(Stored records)
________________
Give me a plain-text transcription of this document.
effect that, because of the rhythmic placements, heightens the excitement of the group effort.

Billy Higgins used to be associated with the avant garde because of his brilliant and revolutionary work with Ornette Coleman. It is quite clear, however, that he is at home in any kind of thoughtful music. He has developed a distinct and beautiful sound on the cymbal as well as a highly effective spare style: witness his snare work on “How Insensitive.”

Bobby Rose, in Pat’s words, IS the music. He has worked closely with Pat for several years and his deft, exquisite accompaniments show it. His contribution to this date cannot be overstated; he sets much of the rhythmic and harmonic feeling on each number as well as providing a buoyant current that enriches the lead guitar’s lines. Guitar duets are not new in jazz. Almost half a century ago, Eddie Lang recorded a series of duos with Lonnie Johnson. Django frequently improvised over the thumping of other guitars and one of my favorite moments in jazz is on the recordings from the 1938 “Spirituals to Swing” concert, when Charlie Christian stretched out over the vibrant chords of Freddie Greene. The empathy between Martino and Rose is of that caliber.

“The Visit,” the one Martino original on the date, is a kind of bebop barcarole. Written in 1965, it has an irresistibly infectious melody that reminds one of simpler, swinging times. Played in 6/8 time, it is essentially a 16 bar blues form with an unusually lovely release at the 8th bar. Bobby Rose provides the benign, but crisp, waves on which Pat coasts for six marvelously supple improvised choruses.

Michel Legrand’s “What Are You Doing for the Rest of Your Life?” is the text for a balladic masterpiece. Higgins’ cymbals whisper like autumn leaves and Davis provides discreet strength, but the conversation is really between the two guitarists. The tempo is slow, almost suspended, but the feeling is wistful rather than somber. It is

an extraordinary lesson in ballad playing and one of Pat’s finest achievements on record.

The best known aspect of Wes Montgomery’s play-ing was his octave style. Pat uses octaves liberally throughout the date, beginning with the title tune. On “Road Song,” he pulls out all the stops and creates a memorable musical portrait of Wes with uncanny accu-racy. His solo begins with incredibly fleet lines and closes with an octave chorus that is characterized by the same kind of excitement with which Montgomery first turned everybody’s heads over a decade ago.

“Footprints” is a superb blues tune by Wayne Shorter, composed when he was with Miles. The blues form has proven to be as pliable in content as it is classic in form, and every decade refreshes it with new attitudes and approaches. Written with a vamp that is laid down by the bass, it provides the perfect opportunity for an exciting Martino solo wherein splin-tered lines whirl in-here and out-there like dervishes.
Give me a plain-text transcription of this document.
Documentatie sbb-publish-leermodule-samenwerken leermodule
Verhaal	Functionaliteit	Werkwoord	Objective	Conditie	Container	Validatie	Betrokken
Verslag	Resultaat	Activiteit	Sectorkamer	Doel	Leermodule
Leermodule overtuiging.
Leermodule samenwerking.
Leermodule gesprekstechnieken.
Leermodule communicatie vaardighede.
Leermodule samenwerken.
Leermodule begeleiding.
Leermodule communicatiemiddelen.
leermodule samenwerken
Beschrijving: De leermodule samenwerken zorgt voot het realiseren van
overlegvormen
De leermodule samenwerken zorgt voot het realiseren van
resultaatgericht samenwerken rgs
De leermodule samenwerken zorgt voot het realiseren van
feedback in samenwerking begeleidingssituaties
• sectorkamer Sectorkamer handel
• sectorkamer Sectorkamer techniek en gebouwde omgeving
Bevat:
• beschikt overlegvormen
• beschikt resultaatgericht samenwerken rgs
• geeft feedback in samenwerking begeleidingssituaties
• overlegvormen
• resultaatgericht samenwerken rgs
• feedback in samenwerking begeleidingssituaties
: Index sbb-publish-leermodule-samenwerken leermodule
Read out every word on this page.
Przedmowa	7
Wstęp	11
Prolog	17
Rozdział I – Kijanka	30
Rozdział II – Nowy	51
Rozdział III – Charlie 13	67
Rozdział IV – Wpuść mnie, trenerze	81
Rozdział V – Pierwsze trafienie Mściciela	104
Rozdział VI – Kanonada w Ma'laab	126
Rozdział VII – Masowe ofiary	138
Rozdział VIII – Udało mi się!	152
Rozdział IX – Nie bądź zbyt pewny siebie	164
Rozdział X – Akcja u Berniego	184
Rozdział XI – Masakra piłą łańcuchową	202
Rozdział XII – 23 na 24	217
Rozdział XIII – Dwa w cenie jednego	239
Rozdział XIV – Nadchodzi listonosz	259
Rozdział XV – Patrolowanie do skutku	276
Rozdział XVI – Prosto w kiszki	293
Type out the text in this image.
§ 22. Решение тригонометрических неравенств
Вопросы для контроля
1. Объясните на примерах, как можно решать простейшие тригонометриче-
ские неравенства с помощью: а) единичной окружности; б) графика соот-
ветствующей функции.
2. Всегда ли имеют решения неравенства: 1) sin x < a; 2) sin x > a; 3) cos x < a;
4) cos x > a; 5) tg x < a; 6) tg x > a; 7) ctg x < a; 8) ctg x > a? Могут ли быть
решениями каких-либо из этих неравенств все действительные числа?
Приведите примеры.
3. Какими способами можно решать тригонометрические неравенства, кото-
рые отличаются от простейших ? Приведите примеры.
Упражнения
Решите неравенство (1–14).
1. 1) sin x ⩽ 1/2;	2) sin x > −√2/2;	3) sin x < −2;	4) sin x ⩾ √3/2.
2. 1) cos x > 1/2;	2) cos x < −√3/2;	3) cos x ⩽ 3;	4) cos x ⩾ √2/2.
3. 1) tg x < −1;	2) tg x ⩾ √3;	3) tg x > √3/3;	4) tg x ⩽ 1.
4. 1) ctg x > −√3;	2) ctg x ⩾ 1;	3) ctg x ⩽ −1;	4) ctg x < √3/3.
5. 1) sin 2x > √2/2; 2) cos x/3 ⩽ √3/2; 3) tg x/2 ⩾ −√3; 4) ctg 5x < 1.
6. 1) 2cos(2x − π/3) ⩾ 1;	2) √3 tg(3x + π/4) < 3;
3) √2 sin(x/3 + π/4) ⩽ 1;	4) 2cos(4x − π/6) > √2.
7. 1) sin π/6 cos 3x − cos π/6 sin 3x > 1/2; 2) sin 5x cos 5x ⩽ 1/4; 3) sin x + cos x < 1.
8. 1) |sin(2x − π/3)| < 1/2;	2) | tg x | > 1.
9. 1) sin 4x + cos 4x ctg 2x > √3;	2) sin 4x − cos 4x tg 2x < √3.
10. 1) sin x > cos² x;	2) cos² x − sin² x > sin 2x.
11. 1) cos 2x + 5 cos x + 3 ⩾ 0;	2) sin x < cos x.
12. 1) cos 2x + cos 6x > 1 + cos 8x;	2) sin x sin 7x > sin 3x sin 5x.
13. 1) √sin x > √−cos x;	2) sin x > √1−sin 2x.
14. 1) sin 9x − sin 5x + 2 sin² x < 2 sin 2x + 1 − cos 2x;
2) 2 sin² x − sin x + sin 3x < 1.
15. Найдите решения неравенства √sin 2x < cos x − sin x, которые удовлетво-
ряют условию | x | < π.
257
________________
• Exercise
Give back all the data exactly as written.

• Reply
Give me a plain-text transcription of this document.
effect that, because of the rhythmic placements, heightens the excitement of the group effort.

Billy Higgins used to be associated with the avant garde because of his brilliant and revolutionary work with Ornette Coleman. It is quite clear, however, that he is at home in any kind of thoughtful music. He has developed a distinct and beautiful sound on the cymbal as well as a highly effective spare style: witness his snare work on “How Insensitive.”

Bobby Rose, in Pat’s words, IS the music. He has worked closely with Pat for several years and his deft, exquisite accompaniments show it. His contribution to this date cannot be overstated; he sets much of the rhythmic and harmonic feeling on each number as well as providing a buoyant current that enriches the lead guitar’s lines. Guitar duets are not new in jazz. Almost half a century ago, Eddie Lang recorded a series of duos with Lonnie Johnson. Django frequently improvised over the thumping of other guitars and one of my favorite moments in jazz is on the recordings from the 1938 “Spirituals to Swing” concert, when Charlie Christian stretched out over the vibrant chords of Freddie Greene. The empathy between Martino and Rose is of that caliber.

“The Visit,” the one Martino original on the date, is a kind of bebop barcarole. Written in 1965, it has an irresistibly infectious melody that reminds one of simpler, swinging times. Played in 6/8 time, it is essentially a 16 bar blues form with an unusually lovely release at the 8th bar. Bobby Rose provides the benign, but crisp, waves on which Pat coasts for six marvelously supple improvised choruses.

Michel Legrand’s “What Are You Doing for the Rest of Your Life?” is the text for a balladic masterpiece. Higgins’ cymbals whisper like autumn leaves and Davis provides discreet strength, but the conversation is really between the two guitarists. The tempo is slow, almost suspended, but the feeling is wistful rather than somber. It is

an extraordinary lesson in ballad playing and one of Pat’s finest achievements on record.

The best known aspect of Wes Montgomery’s play-ing was his octave style. Pat uses octaves liberally throughout the date, beginning with the title tune. On “Road Song,” he pulls out all the stops and creates a memorable musical portrait of Wes with uncanny accu-racy. His solo begins with incredibly fleet lines and closes with an octave chorus that is characterized by the same kind of excitement with which Montgomery first turned everybody’s heads over a decade ago.

“Footprints” is a superb blues tune by Wayne Shorter, composed when he was with Miles. The blues form has proven to be as pliable in content as it is classic in form, and every decade refreshes it with new attitudes and approaches. Written with a vamp that is laid down by the bass, it provides the perfect opportunity for an exciting Martino solo wherein splin-tered lines whirl in-here and out-there like dervishes.
Give me a plain-text transcription of this document.
Documentatie sbb-publish-leermodule-samenwerken leermodule
Verhaal	Functionaliteit	Werkwoord	Objective	Conditie	Container	Validatie	Betrokken
Verslag	Resultaat	Activiteit	Sectorkamer	Doel	Leermodule
Leermodule overtuiging.
Leermodule samenwerking.
Leermodule gesprekstechnieken.
Leermodule communicatie vaardighede.
Leermodule samenwerken.
Leermodule begeleiding.
Leermodule communicatiemiddelen.
leermodule samenwerken
Beschrijving: De leermodule samenwerken zorgt voot het realiseren van
overlegvormen
De leermodule samenwerken zorgt voot het realiseren van
resultaatgericht samenwerken rgs
De leermodule samenwerken zorgt voot het realiseren van
feedback in samenwerking begeleidingssituaties
• sectorkamer Sectorkamer handel
• sectorkamer Sectorkamer techniek en gebouwde omgeving
Bevat:
• beschikt overlegvormen
• beschikt resultaatgericht samenwerken rgs
• geeft feedback in samenwerking begeleidingssituaties
• overlegvormen
• resultaatgericht samenwerken rgs
• feedback in samenwerking begeleidingssituaties
: Index sbb-publish-leermodule-samenwerken leermodule
Read out every word on this page.
Przedmowa	7
Wstęp	11
Prolog	17
Rozdział I – Kijanka	30
Rozdział II – Nowy	51
Rozdział III – Charlie 13	67
Rozdział IV – Wpuść mnie, trenerze	81
Rozdział V – Pierwsze trafienie Mściciela	104
Rozdział VI – Kanonada w Ma'laab	126
Rozdział VII – Masowe ofiary	138
Rozdział VIII – Udało mi się!	152
Rozdział IX – Nie bądź zbyt pewny siebie	164
Rozdział X – Akcja u Berniego	184
Rozdział XI – Masakra piłą łańcuchową	202
Rozdział XII – 23 na 24	217
Rozdział XIII – Dwa w cenie jednego	239
Rozdział XIV – Nadchodzi listonosz	259
Rozdział XV – Patrolowanie do skutku	276
Rozdział XVI – Prosto w kiszki	293
Type out the text in this image.
§ 22. Решение тригонометрических неравенств
Вопросы для контроля
1. Объясните на примерах, как можно решать простейшие тригонометриче-
ские неравенства с помощью: а) единичной окружности; б) графика соот-
ветствующей функции.
2. Всегда ли имеют решения неравенства: 1) sin x < a; 2) sin x > a; 3) cos x < a;
4) cos x > a; 5) tg x < a; 6) tg x > a; 7) ctg x < a; 8) ctg x > a? Могут ли быть
решениями каких-либо из этих неравенств все действительные числа?
Приведите примеры.
3. Какими способами можно решать тригонометрические неравенства, кото-
рые отличаются от простейших ? Приведите примеры.
Упражнения
Решите неравенство (1–14).
1. 1) sin x ⩽ 1/2;	2) sin x > −√2/2;	3) sin x < −2;	4) sin x ⩾ √3/2.
2. 1) cos x > 1/2;	2) cos x < −√3/2;	3) cos x ⩽ 3;	4) cos x ⩾ √2/2.
3. 1) tg x < −1;	2) tg x ⩾ √3;	3) tg x > √3/3;	4) tg x ⩽ 1.
4. 1) ctg x > −√3;	2) ctg x ⩾ 1;	3) ctg x ⩽ −1;	4) ctg x < √3/3.
5. 1) sin 2x > √2/2; 2) cos x/3 ⩽ √3/2; 3) tg x/2 ⩾ −√3; 4) ctg 5x < 1.
6. 1) 2cos(2x − π/3) ⩾ 1;	2) √3 tg(3x + π/4) < 3;
3) √2 sin(x/3 + π/4) ⩽ 1;	4) 2cos(4x − π/6) > √2.
7. 1) sin π/6 cos 3x − cos π/6 sin 3x > 1/2; 2) sin 5x cos 5x ⩽ 1/4; 3) sin x + cos x < 1.
8. 1) |sin(2x − π/3)| < 1/2;	2) | tg x | > 1.
9. 1) sin 4x + cos 4x ctg 2x > √3;	2) sin 4x − cos 4x tg 2x < √3.
10. 1) sin x > cos² x;	2) cos² x − sin² x > sin 2x.
11. 1) cos 2x + 5 cos x + 3 ⩾ 0;	2) sin x < cos x.
12. 1) cos 2x + cos 6x > 1 + cos 8x;	2) sin x sin 7x > sin 3x sin 5x.
13. 1) √sin x > √−cos x;	2) sin x > √1−sin 2x.
14. 1) sin 9x − sin 5x + 2 sin² x < 2 sin 2x + 1 − cos 2x;
2) 2 sin² x − sin x + sin 3x < 1.
15. Найдите решения неравенства √sin 2x < cos x − sin x, которые удовлетво-
ряют условию | x | < π.
257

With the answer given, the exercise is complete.